■ EXERCISE DETAILS:
Exactly and only the lines from the one containing "Transcribe the text in this document." through the close of the entries below are to be set down.

[Extracted records]
┄┄┄┄┄┄┄┄┄┄┄┄┄┄┄┄┄┄┄┄

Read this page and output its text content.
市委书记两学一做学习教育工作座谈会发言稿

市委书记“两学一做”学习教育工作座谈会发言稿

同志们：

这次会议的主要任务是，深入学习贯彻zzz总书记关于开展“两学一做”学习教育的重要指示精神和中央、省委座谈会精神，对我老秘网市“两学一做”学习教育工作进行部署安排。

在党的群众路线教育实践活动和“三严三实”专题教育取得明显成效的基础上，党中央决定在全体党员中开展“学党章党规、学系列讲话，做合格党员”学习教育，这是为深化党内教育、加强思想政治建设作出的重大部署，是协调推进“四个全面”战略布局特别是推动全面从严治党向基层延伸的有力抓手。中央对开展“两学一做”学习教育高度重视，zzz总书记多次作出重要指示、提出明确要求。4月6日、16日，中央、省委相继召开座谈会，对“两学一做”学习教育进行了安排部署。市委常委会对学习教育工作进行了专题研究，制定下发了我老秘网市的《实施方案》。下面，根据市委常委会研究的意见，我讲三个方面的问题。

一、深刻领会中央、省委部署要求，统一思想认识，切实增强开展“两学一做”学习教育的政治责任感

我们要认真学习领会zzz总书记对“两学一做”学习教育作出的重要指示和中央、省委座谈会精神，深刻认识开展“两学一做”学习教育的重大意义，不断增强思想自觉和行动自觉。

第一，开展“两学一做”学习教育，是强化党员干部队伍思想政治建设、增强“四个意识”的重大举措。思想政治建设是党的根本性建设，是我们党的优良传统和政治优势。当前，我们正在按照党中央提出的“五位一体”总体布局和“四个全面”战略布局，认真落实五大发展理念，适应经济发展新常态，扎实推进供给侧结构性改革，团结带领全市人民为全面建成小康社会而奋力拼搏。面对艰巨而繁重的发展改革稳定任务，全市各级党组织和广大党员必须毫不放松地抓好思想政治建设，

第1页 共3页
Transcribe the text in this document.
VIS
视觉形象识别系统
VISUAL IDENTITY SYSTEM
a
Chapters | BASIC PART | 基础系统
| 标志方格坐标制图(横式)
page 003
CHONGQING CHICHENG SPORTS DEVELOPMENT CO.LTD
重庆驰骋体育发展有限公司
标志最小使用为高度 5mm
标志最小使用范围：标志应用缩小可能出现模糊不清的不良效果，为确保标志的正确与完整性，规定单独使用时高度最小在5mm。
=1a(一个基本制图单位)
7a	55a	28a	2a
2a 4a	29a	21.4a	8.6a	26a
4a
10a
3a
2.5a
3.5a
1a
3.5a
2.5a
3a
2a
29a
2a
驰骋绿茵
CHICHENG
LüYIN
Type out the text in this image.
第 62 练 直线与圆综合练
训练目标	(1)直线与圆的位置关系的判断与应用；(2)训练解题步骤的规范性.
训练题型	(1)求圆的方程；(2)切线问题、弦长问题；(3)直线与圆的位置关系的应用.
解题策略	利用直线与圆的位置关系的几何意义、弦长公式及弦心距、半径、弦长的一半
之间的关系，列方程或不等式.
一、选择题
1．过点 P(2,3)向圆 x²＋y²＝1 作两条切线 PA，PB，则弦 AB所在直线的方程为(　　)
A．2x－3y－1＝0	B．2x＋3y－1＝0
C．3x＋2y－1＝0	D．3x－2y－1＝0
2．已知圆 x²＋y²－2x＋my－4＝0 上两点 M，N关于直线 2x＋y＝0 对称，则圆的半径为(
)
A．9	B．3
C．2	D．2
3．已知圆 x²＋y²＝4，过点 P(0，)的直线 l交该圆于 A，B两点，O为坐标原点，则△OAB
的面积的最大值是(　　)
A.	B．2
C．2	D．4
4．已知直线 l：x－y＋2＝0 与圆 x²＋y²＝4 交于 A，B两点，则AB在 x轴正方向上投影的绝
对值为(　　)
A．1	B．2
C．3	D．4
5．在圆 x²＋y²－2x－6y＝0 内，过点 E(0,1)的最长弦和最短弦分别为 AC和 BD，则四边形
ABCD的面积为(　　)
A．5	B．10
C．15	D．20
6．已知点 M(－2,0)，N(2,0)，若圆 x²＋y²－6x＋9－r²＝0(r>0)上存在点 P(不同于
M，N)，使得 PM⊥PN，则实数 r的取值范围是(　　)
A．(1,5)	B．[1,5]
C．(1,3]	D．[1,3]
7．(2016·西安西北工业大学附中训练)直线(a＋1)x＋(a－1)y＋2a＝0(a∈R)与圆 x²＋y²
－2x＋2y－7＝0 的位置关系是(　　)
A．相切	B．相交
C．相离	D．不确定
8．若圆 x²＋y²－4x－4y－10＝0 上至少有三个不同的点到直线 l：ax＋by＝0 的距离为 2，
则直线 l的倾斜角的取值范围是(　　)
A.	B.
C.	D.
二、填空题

┄┄┄┄┄┄┄┄┄┄┄┄┄┄┄┄┄┄┄┄

■ TASK SOLUTION:
Transcribe the text in this document.
VIS
视觉形象识别系统
VISUAL IDENTITY SYSTEM
a
Chapters | BASIC PART | 基础系统
| 标志方格坐标制图(横式)
page 003
CHONGQING CHICHENG SPORTS DEVELOPMENT CO.LTD
重庆驰骋体育发展有限公司
标志最小使用为高度 5mm
标志最小使用范围：标志应用缩小可能出现模糊不清的不良效果，为确保标志的正确与完整性，规定单独使用时高度最小在5mm。
=1a(一个基本制图单位)
7a	55a	28a	2a
2a 4a	29a	21.4a	8.6a	26a
4a
10a
3a
2.5a
3.5a
1a
3.5a
2.5a
3a
2a
29a
2a
驰骋绿茵
CHICHENG
LüYIN
Type out the text in this image.
第 62 练 直线与圆综合练
训练目标	(1)直线与圆的位置关系的判断与应用；(2)训练解题步骤的规范性.
训练题型	(1)求圆的方程；(2)切线问题、弦长问题；(3)直线与圆的位置关系的应用.
解题策略	利用直线与圆的位置关系的几何意义、弦长公式及弦心距、半径、弦长的一半
之间的关系，列方程或不等式.
一、选择题
1．过点 P(2,3)向圆 x²＋y²＝1 作两条切线 PA，PB，则弦 AB所在直线的方程为(　　)
A．2x－3y－1＝0	B．2x＋3y－1＝0
C．3x＋2y－1＝0	D．3x－2y－1＝0
2．已知圆 x²＋y²－2x＋my－4＝0 上两点 M，N关于直线 2x＋y＝0 对称，则圆的半径为(
)
A．9	B．3
C．2	D．2
3．已知圆 x²＋y²＝4，过点 P(0，)的直线 l交该圆于 A，B两点，O为坐标原点，则△OAB
的面积的最大值是(　　)
A.	B．2
C．2	D．4
4．已知直线 l：x－y＋2＝0 与圆 x²＋y²＝4 交于 A，B两点，则AB在 x轴正方向上投影的绝
对值为(　　)
A．1	B．2
C．3	D．4
5．在圆 x²＋y²－2x－6y＝0 内，过点 E(0,1)的最长弦和最短弦分别为 AC和 BD，则四边形
ABCD的面积为(　　)
A．5	B．10
C．15	D．20
6．已知点 M(－2,0)，N(2,0)，若圆 x²＋y²－6x＋9－r²＝0(r>0)上存在点 P(不同于
M，N)，使得 PM⊥PN，则实数 r的取值范围是(　　)
A．(1,5)	B．[1,5]
C．(1,3]	D．[1,3]
7．(2016·西安西北工业大学附中训练)直线(a＋1)x＋(a－1)y＋2a＝0(a∈R)与圆 x²＋y²
－2x＋2y－7＝0 的位置关系是(　　)
A．相切	B．相交
C．相离	D．不确定
8．若圆 x²＋y²－4x－4y－10＝0 上至少有三个不同的点到直线 l：ax＋by＝0 的距离为 2，
则直线 l的倾斜角的取值范围是(　　)
A.	B.
C.	D.
二、填空题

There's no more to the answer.